Reproduce every line in the listing that contains the word "this".

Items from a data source
######
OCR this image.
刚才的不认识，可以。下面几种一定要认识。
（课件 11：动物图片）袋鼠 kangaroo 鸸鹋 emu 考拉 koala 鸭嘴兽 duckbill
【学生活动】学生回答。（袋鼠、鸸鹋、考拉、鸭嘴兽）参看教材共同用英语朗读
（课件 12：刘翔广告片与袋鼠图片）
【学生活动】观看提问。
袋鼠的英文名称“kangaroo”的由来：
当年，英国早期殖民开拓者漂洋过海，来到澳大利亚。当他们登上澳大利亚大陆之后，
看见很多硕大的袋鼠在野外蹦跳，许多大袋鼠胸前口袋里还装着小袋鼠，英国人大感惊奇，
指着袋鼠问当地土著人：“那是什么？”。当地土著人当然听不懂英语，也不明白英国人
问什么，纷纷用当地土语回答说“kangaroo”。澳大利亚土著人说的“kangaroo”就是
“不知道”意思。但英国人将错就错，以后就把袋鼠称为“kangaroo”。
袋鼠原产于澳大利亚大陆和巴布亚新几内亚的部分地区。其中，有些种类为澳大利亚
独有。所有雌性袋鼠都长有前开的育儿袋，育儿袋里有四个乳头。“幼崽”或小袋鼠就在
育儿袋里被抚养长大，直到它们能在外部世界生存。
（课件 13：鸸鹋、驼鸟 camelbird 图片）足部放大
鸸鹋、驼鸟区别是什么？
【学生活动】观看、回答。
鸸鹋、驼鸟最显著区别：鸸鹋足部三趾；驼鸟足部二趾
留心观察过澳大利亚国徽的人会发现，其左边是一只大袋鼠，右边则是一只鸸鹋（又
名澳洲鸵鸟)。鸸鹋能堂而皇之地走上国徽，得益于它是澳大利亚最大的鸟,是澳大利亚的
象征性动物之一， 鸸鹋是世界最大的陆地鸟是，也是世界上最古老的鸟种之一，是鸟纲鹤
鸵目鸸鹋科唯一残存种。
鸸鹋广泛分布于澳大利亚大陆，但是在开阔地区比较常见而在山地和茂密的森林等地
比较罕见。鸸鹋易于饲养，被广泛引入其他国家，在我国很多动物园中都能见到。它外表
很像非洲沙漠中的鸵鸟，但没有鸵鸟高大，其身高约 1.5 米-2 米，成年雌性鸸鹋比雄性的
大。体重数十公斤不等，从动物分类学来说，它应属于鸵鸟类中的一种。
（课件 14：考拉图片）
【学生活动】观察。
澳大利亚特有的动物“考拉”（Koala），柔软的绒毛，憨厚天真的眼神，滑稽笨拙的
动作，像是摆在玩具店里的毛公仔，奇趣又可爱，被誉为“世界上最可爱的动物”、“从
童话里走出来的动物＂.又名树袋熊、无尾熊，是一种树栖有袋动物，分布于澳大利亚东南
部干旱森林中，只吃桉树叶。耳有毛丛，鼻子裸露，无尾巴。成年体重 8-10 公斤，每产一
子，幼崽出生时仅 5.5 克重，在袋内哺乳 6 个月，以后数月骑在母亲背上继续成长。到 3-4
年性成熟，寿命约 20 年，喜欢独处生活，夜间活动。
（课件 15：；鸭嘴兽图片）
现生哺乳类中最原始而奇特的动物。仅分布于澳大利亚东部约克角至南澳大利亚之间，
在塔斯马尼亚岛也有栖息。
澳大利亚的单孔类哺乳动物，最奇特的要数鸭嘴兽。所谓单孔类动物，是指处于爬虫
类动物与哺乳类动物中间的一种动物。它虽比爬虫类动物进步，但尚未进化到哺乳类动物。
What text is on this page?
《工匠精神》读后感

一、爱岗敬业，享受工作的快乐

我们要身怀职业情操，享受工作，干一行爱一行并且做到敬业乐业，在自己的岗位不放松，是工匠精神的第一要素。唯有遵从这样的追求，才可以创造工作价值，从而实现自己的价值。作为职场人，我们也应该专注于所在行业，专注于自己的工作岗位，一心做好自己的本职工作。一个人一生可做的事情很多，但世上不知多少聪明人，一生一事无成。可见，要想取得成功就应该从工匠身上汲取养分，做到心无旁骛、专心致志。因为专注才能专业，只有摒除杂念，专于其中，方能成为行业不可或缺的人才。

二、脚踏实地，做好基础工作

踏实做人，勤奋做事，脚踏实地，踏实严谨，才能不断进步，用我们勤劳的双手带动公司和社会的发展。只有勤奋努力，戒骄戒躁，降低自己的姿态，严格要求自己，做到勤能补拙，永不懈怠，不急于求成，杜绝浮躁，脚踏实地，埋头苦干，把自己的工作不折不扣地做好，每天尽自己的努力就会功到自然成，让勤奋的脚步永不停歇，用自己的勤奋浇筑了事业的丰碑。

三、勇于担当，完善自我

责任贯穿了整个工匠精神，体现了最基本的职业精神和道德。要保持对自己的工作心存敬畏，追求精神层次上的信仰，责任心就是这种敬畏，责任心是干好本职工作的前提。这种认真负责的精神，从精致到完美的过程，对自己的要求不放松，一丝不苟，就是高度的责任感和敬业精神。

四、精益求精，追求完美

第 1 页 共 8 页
######
* FINISHED TASK
OCR this image.
What text is on this page?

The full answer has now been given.